- _WRITTEN EXERCISE_
Repeat each line of the material below exactly as it appears, minus any pictures.

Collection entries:
>>>

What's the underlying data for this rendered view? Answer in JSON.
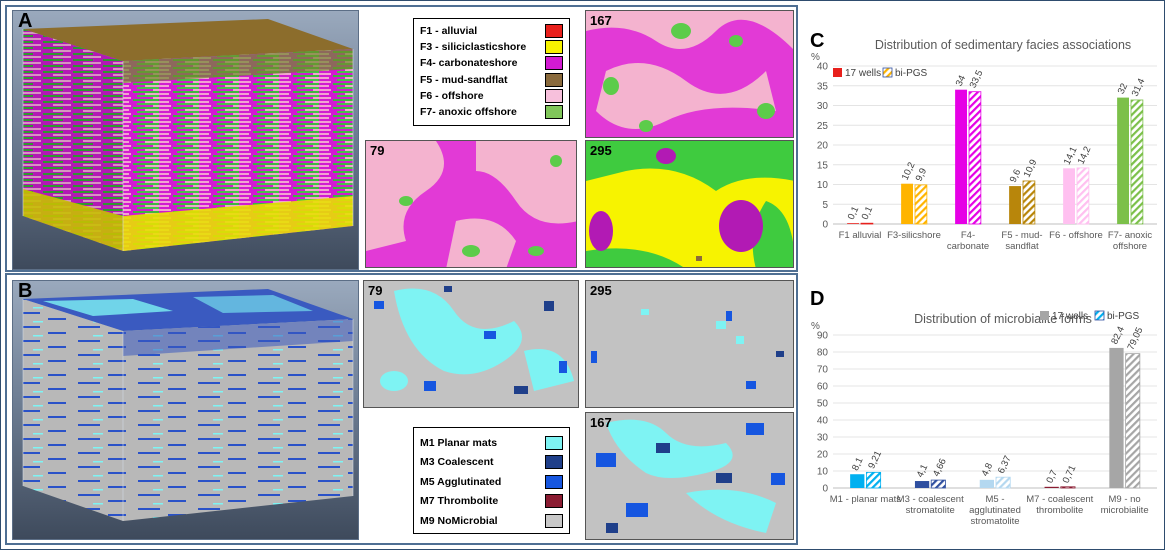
{
  "panels": {
    "a": {
      "letter": "A"
    },
    "b": {
      "letter": "B"
    },
    "c": {
      "letter": "C"
    },
    "d": {
      "letter": "D"
    }
  },
  "maps": {
    "a_top": {
      "label": "167"
    },
    "a_mid": {
      "label": "79"
    },
    "a_br": {
      "label": "295"
    },
    "b_top_left": {
      "label": "79"
    },
    "b_top_right": {
      "label": "295"
    },
    "b_bottom": {
      "label": "167"
    }
  },
  "legend_facies": [
    {
      "label": "F1 - alluvial",
      "color": "#e8201c"
    },
    {
      "label": "F3 - siliciclasticshore",
      "color": "#f7f300"
    },
    {
      "label": "F4- carbonateshore",
      "color": "#d21ad2"
    },
    {
      "label": "F5 - mud-sandflat",
      "color": "#8a6a3c"
    },
    {
      "label": "F6 - offshore",
      "color": "#f7c0dc"
    },
    {
      "label": "F7- anoxic offshore",
      "color": "#80c65a"
    }
  ],
  "legend_microbial": [
    {
      "label": "M1 Planar mats",
      "color": "#7ef3f3"
    },
    {
      "label": "M3 Coalescent",
      "color": "#1f3f8a"
    },
    {
      "label": "M5 Agglutinated",
      "color": "#1656e0"
    },
    {
      "label": "M7 Thrombolite",
      "color": "#8b1c32"
    },
    {
      "label": "M9 NoMicrobial",
      "color": "#c8c8c8"
    }
  ],
  "chart_data": [
    {
      "type": "bar",
      "title": "Distribution of sedimentary facies associations",
      "ylabel": "%",
      "ylim": [
        0,
        40
      ],
      "yticks": [
        "0",
        "5",
        "10",
        "15",
        "20",
        "25",
        "30",
        "35",
        "40"
      ],
      "legend": {
        "placement": "top-left",
        "items": [
          "17 wells",
          "bi-PGS"
        ]
      },
      "categories": [
        [
          "F1 alluvial"
        ],
        [
          "F3-silicshore"
        ],
        [
          "F4-",
          "carbonate"
        ],
        [
          "F5 - mud-",
          "sandflat"
        ],
        [
          "F6 - offshore"
        ],
        [
          "F7- anoxic",
          "offshore"
        ]
      ],
      "series": [
        {
          "name": "17 wells",
          "values": [
            0.1,
            10.2,
            34,
            9.6,
            14.1,
            32
          ],
          "labels": [
            "0,1",
            "10,2",
            "34",
            "9,6",
            "14,1",
            "32"
          ]
        },
        {
          "name": "bi-PGS",
          "values": [
            0.1,
            9.9,
            33.5,
            10.9,
            14.2,
            31.4
          ],
          "labels": [
            "0,1",
            "9,9",
            "33,5",
            "10,9",
            "14,2",
            "31,4"
          ]
        }
      ],
      "colors": [
        "#e8201c",
        "#ffb400",
        "#e600e6",
        "#b8860b",
        "#ffc0f0",
        "#7cc04a"
      ]
    },
    {
      "type": "bar",
      "title": "Distribution of microbialite forms",
      "ylabel": "%",
      "ylim": [
        0,
        90
      ],
      "yticks": [
        "0",
        "10",
        "20",
        "30",
        "40",
        "50",
        "60",
        "70",
        "80",
        "90"
      ],
      "legend": {
        "placement": "top-right",
        "items": [
          "17 wells",
          "bi-PGS"
        ]
      },
      "categories": [
        [
          "M1 - planar mats"
        ],
        [
          "M3 - coalescent",
          "stromatolite"
        ],
        [
          "M5 -",
          "agglutinated",
          "stromatolite"
        ],
        [
          "M7 - coalescent",
          "thrombolite"
        ],
        [
          "M9 - no",
          "microbialite"
        ]
      ],
      "series": [
        {
          "name": "17 wells",
          "values": [
            8.1,
            4.1,
            4.8,
            0.7,
            82.4
          ],
          "labels": [
            "8,1",
            "4,1",
            "4,8",
            "0,7",
            "82,4"
          ]
        },
        {
          "name": "bi-PGS",
          "values": [
            9.21,
            4.66,
            6.37,
            0.71,
            79.05
          ],
          "labels": [
            "9,21",
            "4,66",
            "6,37",
            "0,71",
            "79,05"
          ]
        }
      ],
      "colors": [
        "#00b0f0",
        "#2f4fa0",
        "#b4d8f0",
        "#8b1c32",
        "#a6a6a6"
      ]
    }
  ]
}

<<<

- _WRITTEN RESPONSE_
What's the underlying data for this rendered view? Answer in JSON.
{
  "panels": {
    "a": {
      "letter": "A"
    },
    "b": {
      "letter": "B"
    },
    "c": {
      "letter": "C"
    },
    "d": {
      "letter": "D"
    }
  },
  "maps": {
    "a_top": {
      "label": "167"
    },
    "a_mid": {
      "label": "79"
    },
    "a_br": {
      "label": "295"
    },
    "b_top_left": {
      "label": "79"
    },
    "b_top_right": {
      "label": "295"
    },
    "b_bottom": {
      "label": "167"
    }
  },
  "legend_facies": [
    {
      "label": "F1 - alluvial",
      "color": "#e8201c"
    },
    {
      "label": "F3 - siliciclasticshore",
      "color": "#f7f300"
    },
    {
      "label": "F4- carbonateshore",
      "color": "#d21ad2"
    },
    {
      "label": "F5 - mud-sandflat",
      "color": "#8a6a3c"
    },
    {
      "label": "F6 - offshore",
      "color": "#f7c0dc"
    },
    {
      "label": "F7- anoxic offshore",
      "color": "#80c65a"
    }
  ],
  "legend_microbial": [
    {
      "label": "M1 Planar mats",
      "color": "#7ef3f3"
    },
    {
      "label": "M3 Coalescent",
      "color": "#1f3f8a"
    },
    {
      "label": "M5 Agglutinated",
      "color": "#1656e0"
    },
    {
      "label": "M7 Thrombolite",
      "color": "#8b1c32"
    },
    {
      "label": "M9 NoMicrobial",
      "color": "#c8c8c8"
    }
  ],
  "chart_data": [
    {
      "type": "bar",
      "title": "Distribution of sedimentary facies associations",
      "ylabel": "%",
      "ylim": [
        0,
        40
      ],
      "yticks": [
        "0",
        "5",
        "10",
        "15",
        "20",
        "25",
        "30",
        "35",
        "40"
      ],
      "legend": {
        "placement": "top-left",
        "items": [
          "17 wells",
          "bi-PGS"
        ]
      },
      "categories": [
        [
          "F1 alluvial"
        ],
        [
          "F3-silicshore"
        ],
        [
          "F4-",
          "carbonate"
        ],
        [
          "F5 - mud-",
          "sandflat"
        ],
        [
          "F6 - offshore"
        ],
        [
          "F7- anoxic",
          "offshore"
        ]
      ],
      "series": [
        {
          "name": "17 wells",
          "values": [
            0.1,
            10.2,
            34,
            9.6,
            14.1,
            32
          ],
          "labels": [
            "0,1",
            "10,2",
            "34",
            "9,6",
            "14,1",
            "32"
          ]
        },
        {
          "name": "bi-PGS",
          "values": [
            0.1,
            9.9,
            33.5,
            10.9,
            14.2,
            31.4
          ],
          "labels": [
            "0,1",
            "9,9",
            "33,5",
            "10,9",
            "14,2",
            "31,4"
          ]
        }
      ],
      "colors": [
        "#e8201c",
        "#ffb400",
        "#e600e6",
        "#b8860b",
        "#ffc0f0",
        "#7cc04a"
      ]
    },
    {
      "type": "bar",
      "title": "Distribution of microbialite forms",
      "ylabel": "%",
      "ylim": [
        0,
        90
      ],
      "yticks": [
        "0",
        "10",
        "20",
        "30",
        "40",
        "50",
        "60",
        "70",
        "80",
        "90"
      ],
      "legend": {
        "placement": "top-right",
        "items": [
          "17 wells",
          "bi-PGS"
        ]
      },
      "categories": [
        [
          "M1 - planar mats"
        ],
        [
          "M3 - coalescent",
          "stromatolite"
        ],
        [
          "M5 -",
          "agglutinated",
          "stromatolite"
        ],
        [
          "M7 - coalescent",
          "thrombolite"
        ],
        [
          "M9 - no",
          "microbialite"
        ]
      ],
      "series": [
        {
          "name": "17 wells",
          "values": [
            8.1,
            4.1,
            4.8,
            0.7,
            82.4
          ],
          "labels": [
            "8,1",
            "4,1",
            "4,8",
            "0,7",
            "82,4"
          ]
        },
        {
          "name": "bi-PGS",
          "values": [
            9.21,
            4.66,
            6.37,
            0.71,
            79.05
          ],
          "labels": [
            "9,21",
            "4,66",
            "6,37",
            "0,71",
            "79,05"
          ]
        }
      ],
      "colors": [
        "#00b0f0",
        "#2f4fa0",
        "#b4d8f0",
        "#8b1c32",
        "#a6a6a6"
      ]
    }
  ]
}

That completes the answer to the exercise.